┌──
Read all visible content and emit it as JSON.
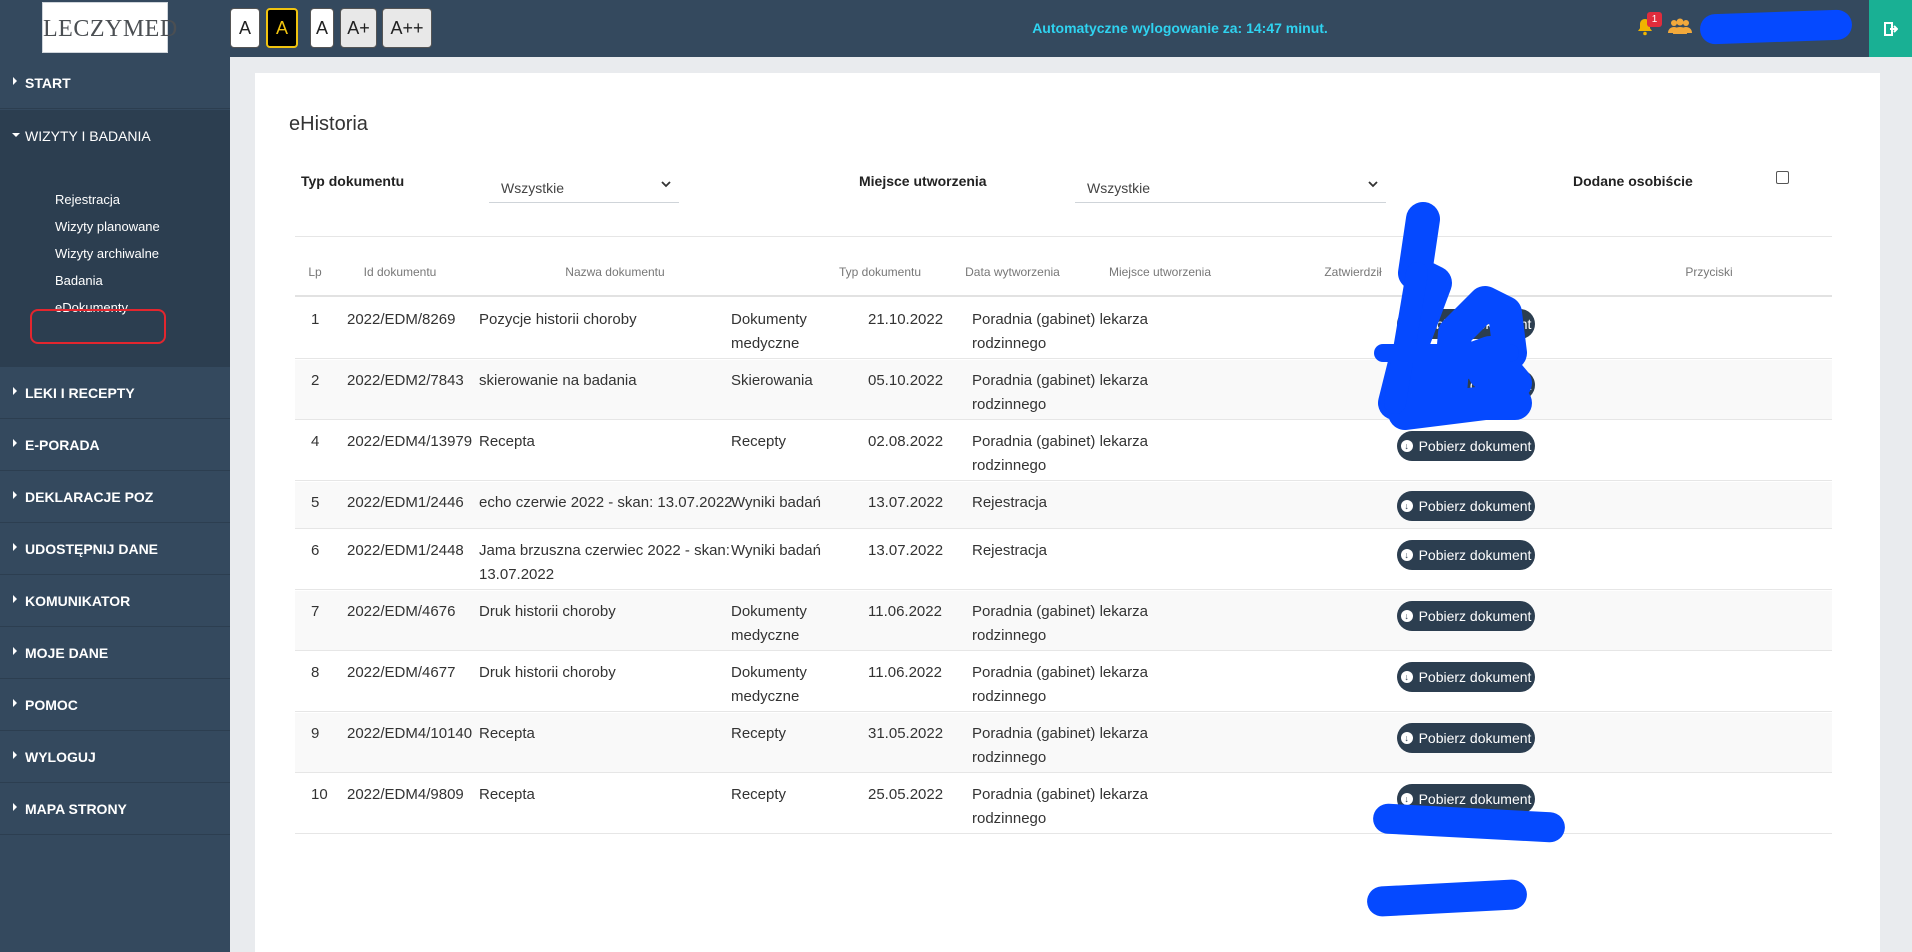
{
  "brand": {
    "logo_text": "LECZYMED",
    "logo_small": ""
  },
  "header": {
    "font_sizes": [
      "A",
      "A",
      "A",
      "A+",
      "A++"
    ],
    "active_font_index": 1,
    "logout_timer": "Automatyczne wylogowanie za: 14:47 minut.",
    "notification_count": "1"
  },
  "sidebar": {
    "items": [
      {
        "label": "START"
      },
      {
        "label": "WIZYTY I BADANIA"
      },
      {
        "label": "LEKI I RECEPTY"
      },
      {
        "label": "E-PORADA"
      },
      {
        "label": "DEKLARACJE POZ"
      },
      {
        "label": "UDOSTĘPNIJ DANE"
      },
      {
        "label": "KOMUNIKATOR"
      },
      {
        "label": "MOJE DANE"
      },
      {
        "label": "POMOC"
      },
      {
        "label": "WYLOGUJ"
      },
      {
        "label": "MAPA STRONY"
      }
    ],
    "submenu": [
      {
        "label": "Rejestracja"
      },
      {
        "label": "Wizyty planowane"
      },
      {
        "label": "Wizyty archiwalne"
      },
      {
        "label": "Badania"
      },
      {
        "label": "eDokumenty"
      }
    ]
  },
  "main": {
    "title": "eHistoria",
    "filters": {
      "type_label": "Typ dokumentu",
      "type_value": "Wszystkie",
      "place_label": "Miejsce utworzenia",
      "place_value": "Wszystkie",
      "personal_label": "Dodane osobiście",
      "personal_checked": false
    },
    "table": {
      "headers": [
        "Lp",
        "Id dokumentu",
        "Nazwa dokumentu",
        "Typ dokumentu",
        "Data wytworzenia",
        "Miejsce utworzenia",
        "Zatwierdził",
        "Przyciski"
      ],
      "download_label": "Pobierz dokument",
      "rows": [
        {
          "lp": "1",
          "id": "2022/EDM/8269",
          "name": [
            "Pozycje historii choroby"
          ],
          "type": [
            "Dokumenty",
            "medyczne"
          ],
          "date": "21.10.2022",
          "place": [
            "Poradnia (gabinet) lekarza",
            "rodzinnego"
          ]
        },
        {
          "lp": "2",
          "id": "2022/EDM2/7843",
          "name": [
            "skierowanie na badania"
          ],
          "type": [
            "Skierowania"
          ],
          "date": "05.10.2022",
          "place": [
            "Poradnia (gabinet) lekarza",
            "rodzinnego"
          ]
        },
        {
          "lp": "4",
          "id": "2022/EDM4/13979",
          "name": [
            "Recepta"
          ],
          "type": [
            "Recepty"
          ],
          "date": "02.08.2022",
          "place": [
            "Poradnia (gabinet) lekarza",
            "rodzinnego"
          ]
        },
        {
          "lp": "5",
          "id": "2022/EDM1/2446",
          "name": [
            "echo czerwie 2022 - skan: 13.07.2022"
          ],
          "type": [
            "Wyniki badań"
          ],
          "date": "13.07.2022",
          "place": [
            "Rejestracja"
          ]
        },
        {
          "lp": "6",
          "id": "2022/EDM1/2448",
          "name": [
            "Jama brzuszna czerwiec 2022 - skan:",
            "13.07.2022"
          ],
          "type": [
            "Wyniki badań"
          ],
          "date": "13.07.2022",
          "place": [
            "Rejestracja"
          ]
        },
        {
          "lp": "7",
          "id": "2022/EDM/4676",
          "name": [
            "Druk historii choroby"
          ],
          "type": [
            "Dokumenty",
            "medyczne"
          ],
          "date": "11.06.2022",
          "place": [
            "Poradnia (gabinet) lekarza",
            "rodzinnego"
          ]
        },
        {
          "lp": "8",
          "id": "2022/EDM/4677",
          "name": [
            "Druk historii choroby"
          ],
          "type": [
            "Dokumenty",
            "medyczne"
          ],
          "date": "11.06.2022",
          "place": [
            "Poradnia (gabinet) lekarza",
            "rodzinnego"
          ]
        },
        {
          "lp": "9",
          "id": "2022/EDM4/10140",
          "name": [
            "Recepta"
          ],
          "type": [
            "Recepty"
          ],
          "date": "31.05.2022",
          "place": [
            "Poradnia (gabinet) lekarza",
            "rodzinnego"
          ]
        },
        {
          "lp": "10",
          "id": "2022/EDM4/9809",
          "name": [
            "Recepta"
          ],
          "type": [
            "Recepty"
          ],
          "date": "25.05.2022",
          "place": [
            "Poradnia (gabinet) lekarza",
            "rodzinnego"
          ]
        }
      ]
    }
  }
}
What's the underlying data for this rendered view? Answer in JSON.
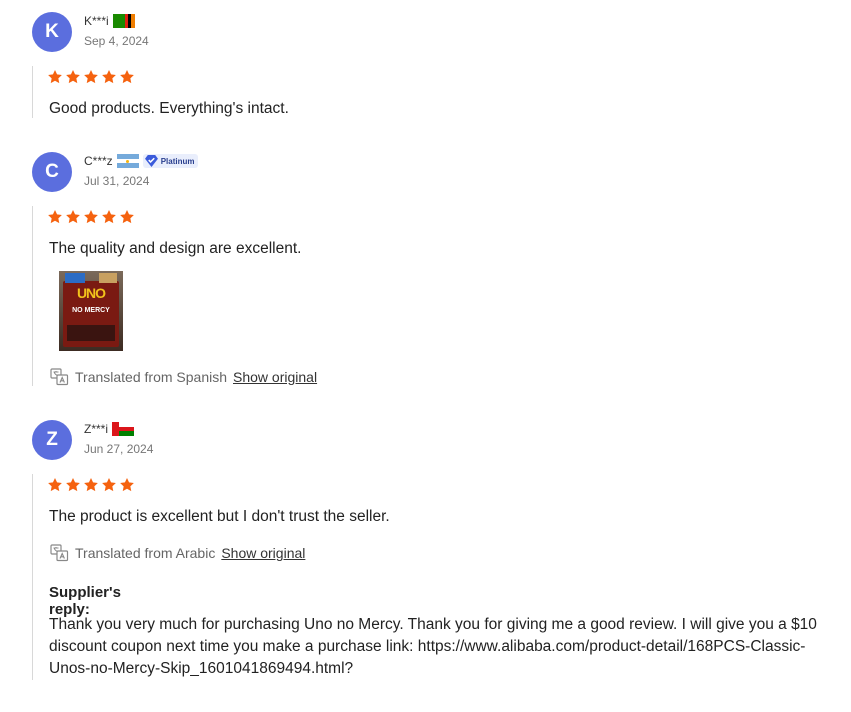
{
  "colors": {
    "avatar": "#5b6ede",
    "star": "#f5620f",
    "badge_bg": "#e9eefc",
    "badge_text": "#2a3f8f"
  },
  "reviews": [
    {
      "initial": "K",
      "user": "K***i",
      "flag": "zambia-flag",
      "date": "Sep 4, 2024",
      "rating": 5,
      "text": "Good products. Everything's intact."
    },
    {
      "initial": "C",
      "user": "C***z",
      "flag": "argentina-flag",
      "badge": "Platinum",
      "date": "Jul 31, 2024",
      "rating": 5,
      "text": "The quality and design are excellent.",
      "image_text": [
        "UNO",
        "NO MERCY"
      ],
      "translated_from": "Translated from Spanish",
      "show_original": "Show original"
    },
    {
      "initial": "Z",
      "user": "Z***i",
      "flag": "oman-flag",
      "date": "Jun 27, 2024",
      "rating": 5,
      "text": "The product is excellent but I don't trust the seller.",
      "translated_from": "Translated from Arabic",
      "show_original": "Show original",
      "reply_title": "Supplier's reply:",
      "reply_text": "Thank you very much for purchasing Uno no Mercy. Thank you for giving me a good review. I will give you a $10 discount coupon next time you make a purchase link:  https://www.alibaba.com/product-detail/168PCS-Classic-Unos-no-Mercy-Skip_1601041869494.html?"
    }
  ]
}
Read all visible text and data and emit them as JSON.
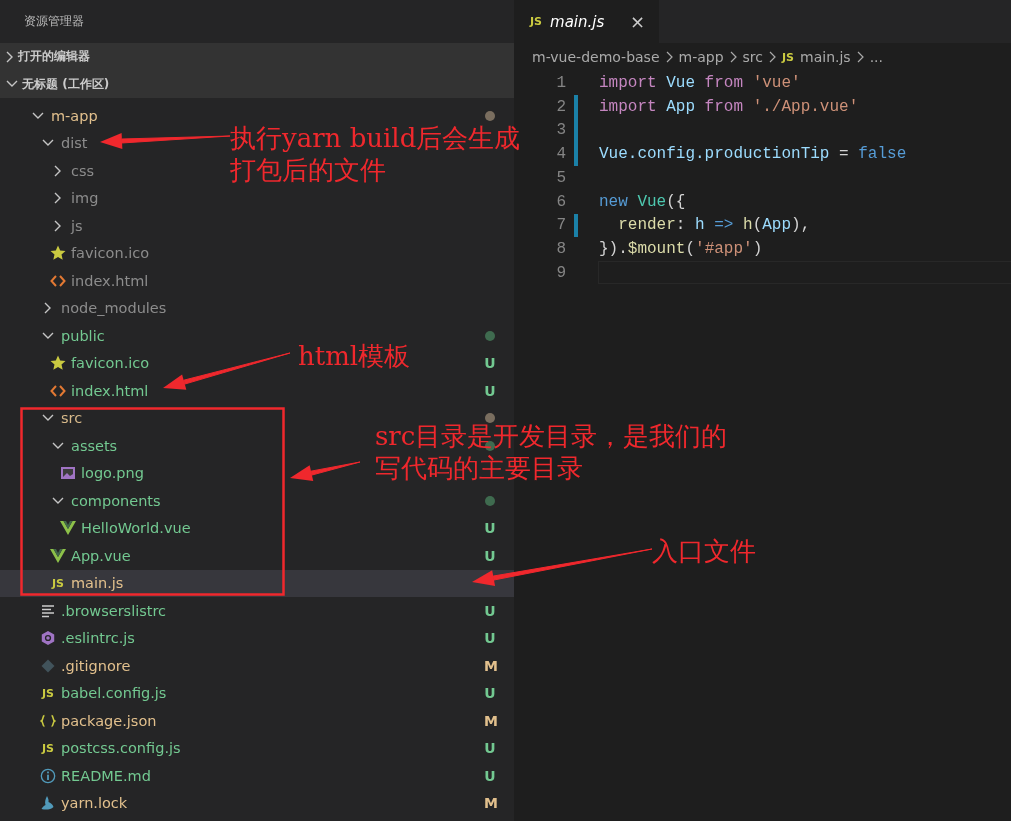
└──
### EXERCISE:
From the entries above, copy each line holding "utworzenia".

### ANSWER FOR THIS EXERCISE:
      "place_label": "Miejsce utworzenia",
        "Miejsce utworzenia",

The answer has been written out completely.